__Work required__.
Copy the items again, swapping "bounding boxes" for "bounding rectangles" and keeping everything else the same. Leave out the pictures.

__Excerpted records__.
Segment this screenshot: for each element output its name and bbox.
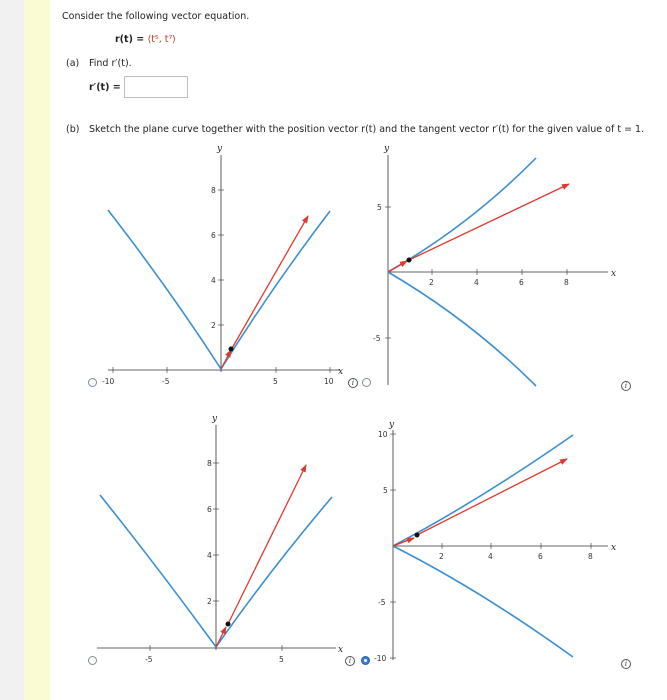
plot-2-xtick: 4	[474, 278, 479, 287]
plot-1-y-label: y	[217, 144, 223, 154]
plot-1-ytick: 4	[211, 276, 216, 285]
plot-3-x-label: x	[338, 645, 344, 655]
plot-1-x-label: x	[338, 367, 344, 377]
plot-4-ytick: 10	[378, 430, 388, 439]
plot-2-ytick: -5	[373, 334, 381, 343]
plot-2-ticks	[385, 207, 567, 338]
plot-1-xtick: -5	[162, 377, 170, 386]
plot-1-ytick: 8	[211, 186, 216, 195]
plot-1-tangent-vector	[231, 216, 308, 350]
option-3-radio[interactable]	[88, 656, 97, 665]
plot-2-xtick: 2	[429, 278, 434, 287]
plot-1-xtick: -10	[102, 377, 115, 386]
plot-3-ytick: 2	[207, 597, 212, 606]
plot-3	[97, 414, 343, 664]
plot-3-point	[226, 622, 231, 627]
part-a-label: (a)	[66, 58, 80, 69]
plot-1-xtick: 5	[273, 377, 278, 386]
plot-3-xtick: 5	[279, 655, 284, 664]
info-icon[interactable]: i	[621, 659, 631, 669]
plot-4-point	[415, 533, 420, 538]
plot-1-xtick: 10	[324, 377, 334, 386]
plot-2-xtick: 8	[564, 278, 569, 287]
plot-4-xtick: 4	[488, 552, 493, 561]
plot-2-ytick: 5	[377, 203, 382, 212]
plot-2-curve-lower	[388, 272, 536, 386]
plot-4-position-vector	[393, 538, 414, 546]
plot-1-ytick: 6	[211, 231, 216, 240]
plot-2-x-label: x	[611, 269, 617, 279]
info-icon[interactable]: i	[621, 381, 631, 391]
plot-4-x-label: x	[611, 543, 617, 553]
plot-3-tangent-vector	[228, 465, 306, 624]
plot-2-point	[407, 258, 412, 263]
info-icon[interactable]: i	[345, 656, 355, 666]
plot-4-y-label: y	[389, 420, 395, 430]
plot-2-curve-upper	[388, 158, 536, 272]
plot-1-point	[229, 347, 234, 352]
plot-3-xtick: -5	[145, 655, 153, 664]
plot-1-curve	[108, 210, 330, 369]
part-a-prompt: Find r′(t).	[89, 58, 132, 69]
plot-4-xtick: 8	[588, 552, 593, 561]
plot-4-xtick: 2	[439, 552, 444, 561]
part-a-answer-label: r′(t) =	[89, 82, 121, 93]
plot-4-xtick: 6	[538, 552, 543, 561]
plot-4-curve-upper	[393, 435, 573, 546]
plot-2-tangent-vector	[409, 184, 569, 260]
plot-4-ytick: -10	[374, 654, 387, 663]
plot-3-ytick: 4	[207, 551, 212, 560]
plot-4-tangent-vector	[417, 459, 567, 535]
plot-4	[374, 420, 616, 663]
plot-4-curve-lower	[393, 546, 573, 657]
plot-4-ytick: 5	[383, 486, 388, 495]
plot-3-y-label: y	[212, 414, 218, 424]
plot-2-xtick: 6	[519, 278, 524, 287]
part-b-label: (b)	[66, 124, 80, 135]
plot-1-ytick: 2	[211, 321, 216, 330]
plot-3-position-vector	[216, 627, 226, 647]
plot-1-ticks	[113, 190, 330, 373]
plot-2	[373, 144, 616, 386]
plot-3-ytick: 6	[207, 505, 212, 514]
question-intro: Consider the following vector equation.	[62, 11, 250, 22]
option-4-radio[interactable]	[361, 656, 370, 665]
equation-lhs: r(t) =	[115, 34, 148, 45]
plot-1-position-vector	[221, 350, 231, 369]
option-1-radio[interactable]	[88, 378, 97, 387]
part-b-prompt: Sketch the plane curve together with the position vector r(t) and the tangent vector r′(t) for the given value of t = 1.	[89, 124, 645, 135]
equation-rhs: ⟨t⁵, t⁷⟩	[147, 34, 177, 45]
plot-3-ytick: 8	[207, 459, 212, 468]
plot-1	[102, 144, 343, 386]
option-2-radio[interactable]	[362, 378, 371, 387]
plot-4-ytick: -5	[378, 598, 386, 607]
plot-2-position-vector	[388, 261, 407, 272]
plot-2-y-label: y	[384, 144, 390, 154]
info-icon[interactable]: i	[348, 378, 358, 388]
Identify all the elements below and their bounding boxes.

__Response below__.
Segment this screenshot: for each element output its name and bbox.
plot-2-xtick: 4	[474, 278, 479, 287]
plot-1-y-label: y	[217, 144, 223, 154]
plot-1-ytick: 4	[211, 276, 216, 285]
plot-3-x-label: x	[338, 645, 344, 655]
plot-1-x-label: x	[338, 367, 344, 377]
plot-4-ytick: 10	[378, 430, 388, 439]
plot-2-ytick: -5	[373, 334, 381, 343]
plot-2-ticks	[385, 207, 567, 338]
plot-1-xtick: -5	[162, 377, 170, 386]
plot-1-ytick: 8	[211, 186, 216, 195]
plot-1-tangent-vector	[231, 216, 308, 350]
option-3-radio[interactable]	[88, 656, 97, 665]
plot-2-xtick: 2	[429, 278, 434, 287]
plot-1-xtick: -10	[102, 377, 115, 386]
plot-3-ytick: 2	[207, 597, 212, 606]
plot-3	[97, 414, 343, 664]
plot-3-point	[226, 622, 231, 627]
part-a-label: (a)	[66, 58, 80, 69]
plot-1-xtick: 5	[273, 377, 278, 386]
plot-3-xtick: 5	[279, 655, 284, 664]
info-icon[interactable]: i	[621, 659, 631, 669]
plot-4-point	[415, 533, 420, 538]
plot-1-xtick: 10	[324, 377, 334, 386]
plot-2-xtick: 8	[564, 278, 569, 287]
plot-4-xtick: 4	[488, 552, 493, 561]
plot-2-ytick: 5	[377, 203, 382, 212]
plot-2-curve-lower	[388, 272, 536, 386]
plot-4-position-vector	[393, 538, 414, 546]
plot-1-ytick: 6	[211, 231, 216, 240]
plot-2-x-label: x	[611, 269, 617, 279]
info-icon[interactable]: i	[621, 381, 631, 391]
plot-4-x-label: x	[611, 543, 617, 553]
plot-3-tangent-vector	[228, 465, 306, 624]
plot-2-point	[407, 258, 412, 263]
info-icon[interactable]: i	[345, 656, 355, 666]
plot-4-y-label: y	[389, 420, 395, 430]
plot-2-curve-upper	[388, 158, 536, 272]
plot-1-point	[229, 347, 234, 352]
plot-3-xtick: -5	[145, 655, 153, 664]
plot-1-curve	[108, 210, 330, 369]
part-a-prompt: Find r′(t).	[89, 58, 132, 69]
plot-4-xtick: 8	[588, 552, 593, 561]
plot-4-xtick: 2	[439, 552, 444, 561]
part-a-answer-label: r′(t) =	[89, 82, 121, 93]
plot-4-xtick: 6	[538, 552, 543, 561]
plot-4-curve-upper	[393, 435, 573, 546]
plot-2-tangent-vector	[409, 184, 569, 260]
plot-4-ytick: -10	[374, 654, 387, 663]
plot-3-ytick: 4	[207, 551, 212, 560]
plot-4-tangent-vector	[417, 459, 567, 535]
plot-4	[374, 420, 616, 663]
plot-4-curve-lower	[393, 546, 573, 657]
plot-4-ytick: 5	[383, 486, 388, 495]
plot-3-y-label: y	[212, 414, 218, 424]
plot-2-xtick: 6	[519, 278, 524, 287]
part-b-label: (b)	[66, 124, 80, 135]
plot-1-ytick: 2	[211, 321, 216, 330]
plot-3-position-vector	[216, 627, 226, 647]
plot-1-ticks	[113, 190, 330, 373]
plot-2	[373, 144, 616, 386]
plot-3-ytick: 6	[207, 505, 212, 514]
question-intro: Consider the following vector equation.	[62, 11, 250, 22]
option-4-radio[interactable]	[361, 656, 370, 665]
equation-lhs: r(t) =	[115, 34, 148, 45]
plot-1-position-vector	[221, 350, 231, 369]
option-1-radio[interactable]	[88, 378, 97, 387]
part-b-prompt: Sketch the plane curve together with the position vector r(t) and the tangent vector r′(t) for the given value of t = 1.	[89, 124, 645, 135]
equation-rhs: ⟨t⁵, t⁷⟩	[147, 34, 177, 45]
plot-3-ytick: 8	[207, 459, 212, 468]
plot-1	[102, 144, 343, 386]
option-2-radio[interactable]	[362, 378, 371, 387]
plot-4-ytick: -5	[378, 598, 386, 607]
plot-2-position-vector	[388, 261, 407, 272]
plot-2-y-label: y	[384, 144, 390, 154]
info-icon[interactable]: i	[348, 378, 358, 388]
Identify all the elements below and their bounding rectangles.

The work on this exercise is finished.